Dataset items
"""

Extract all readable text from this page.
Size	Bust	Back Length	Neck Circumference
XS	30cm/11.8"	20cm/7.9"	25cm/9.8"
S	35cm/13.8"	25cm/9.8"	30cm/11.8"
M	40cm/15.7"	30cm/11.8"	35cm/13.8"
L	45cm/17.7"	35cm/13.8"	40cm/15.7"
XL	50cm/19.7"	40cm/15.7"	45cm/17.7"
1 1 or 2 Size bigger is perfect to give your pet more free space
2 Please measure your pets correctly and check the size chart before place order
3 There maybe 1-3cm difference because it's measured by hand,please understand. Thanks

"""

- _PROBLEM STATEMENT_: Your task is to quote all of the data word for word.

- _FINAL RESULT_:
Extract all readable text from this page.
Size	Bust	Back Length	Neck Circumference
XS	30cm/11.8"	20cm/7.9"	25cm/9.8"
S	35cm/13.8"	25cm/9.8"	30cm/11.8"
M	40cm/15.7"	30cm/11.8"	35cm/13.8"
L	45cm/17.7"	35cm/13.8"	40cm/15.7"
XL	50cm/19.7"	40cm/15.7"	45cm/17.7"
1 1 or 2 Size bigger is perfect to give your pet more free space
2 Please measure your pets correctly and check the size chart before place order
3 There maybe 1-3cm difference because it's measured by hand,please understand. Thanks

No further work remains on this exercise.